* Begin Dataset content *

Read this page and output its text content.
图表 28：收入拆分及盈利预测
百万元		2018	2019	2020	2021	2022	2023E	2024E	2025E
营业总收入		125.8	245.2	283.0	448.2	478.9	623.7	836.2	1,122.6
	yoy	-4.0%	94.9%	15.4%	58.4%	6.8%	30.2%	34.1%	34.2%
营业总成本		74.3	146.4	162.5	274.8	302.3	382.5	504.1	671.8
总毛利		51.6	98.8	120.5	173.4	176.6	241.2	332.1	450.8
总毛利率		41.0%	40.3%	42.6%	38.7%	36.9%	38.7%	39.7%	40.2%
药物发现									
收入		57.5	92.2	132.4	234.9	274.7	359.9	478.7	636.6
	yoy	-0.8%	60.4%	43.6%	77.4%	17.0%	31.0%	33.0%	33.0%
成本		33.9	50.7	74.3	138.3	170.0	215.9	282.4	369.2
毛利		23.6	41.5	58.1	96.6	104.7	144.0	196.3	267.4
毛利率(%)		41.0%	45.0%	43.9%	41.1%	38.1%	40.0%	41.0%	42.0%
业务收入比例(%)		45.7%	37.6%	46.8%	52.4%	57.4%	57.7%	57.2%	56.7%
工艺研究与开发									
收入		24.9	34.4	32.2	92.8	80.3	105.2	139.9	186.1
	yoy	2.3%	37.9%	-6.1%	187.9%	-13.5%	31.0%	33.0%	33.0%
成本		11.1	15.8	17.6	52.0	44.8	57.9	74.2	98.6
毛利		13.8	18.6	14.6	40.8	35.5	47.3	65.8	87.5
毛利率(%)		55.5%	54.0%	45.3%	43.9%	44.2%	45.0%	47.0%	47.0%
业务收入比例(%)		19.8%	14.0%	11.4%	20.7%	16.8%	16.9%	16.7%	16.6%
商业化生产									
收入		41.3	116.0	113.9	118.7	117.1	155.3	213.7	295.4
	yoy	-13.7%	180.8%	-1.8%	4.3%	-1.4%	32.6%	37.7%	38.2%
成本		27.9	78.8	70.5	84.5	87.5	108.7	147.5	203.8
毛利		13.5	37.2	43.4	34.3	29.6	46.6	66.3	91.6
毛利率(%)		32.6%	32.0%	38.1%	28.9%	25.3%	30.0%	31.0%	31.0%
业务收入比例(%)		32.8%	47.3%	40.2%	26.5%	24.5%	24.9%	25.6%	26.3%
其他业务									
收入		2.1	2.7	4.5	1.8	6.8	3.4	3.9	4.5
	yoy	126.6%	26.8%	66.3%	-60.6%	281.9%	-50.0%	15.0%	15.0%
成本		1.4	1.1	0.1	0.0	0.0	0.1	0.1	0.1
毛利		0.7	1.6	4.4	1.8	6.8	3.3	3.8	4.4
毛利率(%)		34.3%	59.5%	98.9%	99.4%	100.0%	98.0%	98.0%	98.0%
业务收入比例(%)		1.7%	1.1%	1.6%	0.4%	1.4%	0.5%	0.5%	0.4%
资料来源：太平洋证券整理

* End Dataset content *

**What the task requires:** Print out the whole listing exactly as it appears.

**Written solution:**
Read this page and output its text content.
图表 28：收入拆分及盈利预测
百万元		2018	2019	2020	2021	2022	2023E	2024E	2025E
营业总收入		125.8	245.2	283.0	448.2	478.9	623.7	836.2	1,122.6
	yoy	-4.0%	94.9%	15.4%	58.4%	6.8%	30.2%	34.1%	34.2%
营业总成本		74.3	146.4	162.5	274.8	302.3	382.5	504.1	671.8
总毛利		51.6	98.8	120.5	173.4	176.6	241.2	332.1	450.8
总毛利率		41.0%	40.3%	42.6%	38.7%	36.9%	38.7%	39.7%	40.2%
药物发现									
收入		57.5	92.2	132.4	234.9	274.7	359.9	478.7	636.6
	yoy	-0.8%	60.4%	43.6%	77.4%	17.0%	31.0%	33.0%	33.0%
成本		33.9	50.7	74.3	138.3	170.0	215.9	282.4	369.2
毛利		23.6	41.5	58.1	96.6	104.7	144.0	196.3	267.4
毛利率(%)		41.0%	45.0%	43.9%	41.1%	38.1%	40.0%	41.0%	42.0%
业务收入比例(%)		45.7%	37.6%	46.8%	52.4%	57.4%	57.7%	57.2%	56.7%
工艺研究与开发									
收入		24.9	34.4	32.2	92.8	80.3	105.2	139.9	186.1
	yoy	2.3%	37.9%	-6.1%	187.9%	-13.5%	31.0%	33.0%	33.0%
成本		11.1	15.8	17.6	52.0	44.8	57.9	74.2	98.6
毛利		13.8	18.6	14.6	40.8	35.5	47.3	65.8	87.5
毛利率(%)		55.5%	54.0%	45.3%	43.9%	44.2%	45.0%	47.0%	47.0%
业务收入比例(%)		19.8%	14.0%	11.4%	20.7%	16.8%	16.9%	16.7%	16.6%
商业化生产									
收入		41.3	116.0	113.9	118.7	117.1	155.3	213.7	295.4
	yoy	-13.7%	180.8%	-1.8%	4.3%	-1.4%	32.6%	37.7%	38.2%
成本		27.9	78.8	70.5	84.5	87.5	108.7	147.5	203.8
毛利		13.5	37.2	43.4	34.3	29.6	46.6	66.3	91.6
毛利率(%)		32.6%	32.0%	38.1%	28.9%	25.3%	30.0%	31.0%	31.0%
业务收入比例(%)		32.8%	47.3%	40.2%	26.5%	24.5%	24.9%	25.6%	26.3%
其他业务									
收入		2.1	2.7	4.5	1.8	6.8	3.4	3.9	4.5
	yoy	126.6%	26.8%	66.3%	-60.6%	281.9%	-50.0%	15.0%	15.0%
成本		1.4	1.1	0.1	0.0	0.0	0.1	0.1	0.1
毛利		0.7	1.6	4.4	1.8	6.8	3.3	3.8	4.4
毛利率(%)		34.3%	59.5%	98.9%	99.4%	100.0%	98.0%	98.0%	98.0%
业务收入比例(%)		1.7%	1.1%	1.6%	0.4%	1.4%	0.5%	0.5%	0.4%
资料来源：太平洋证券整理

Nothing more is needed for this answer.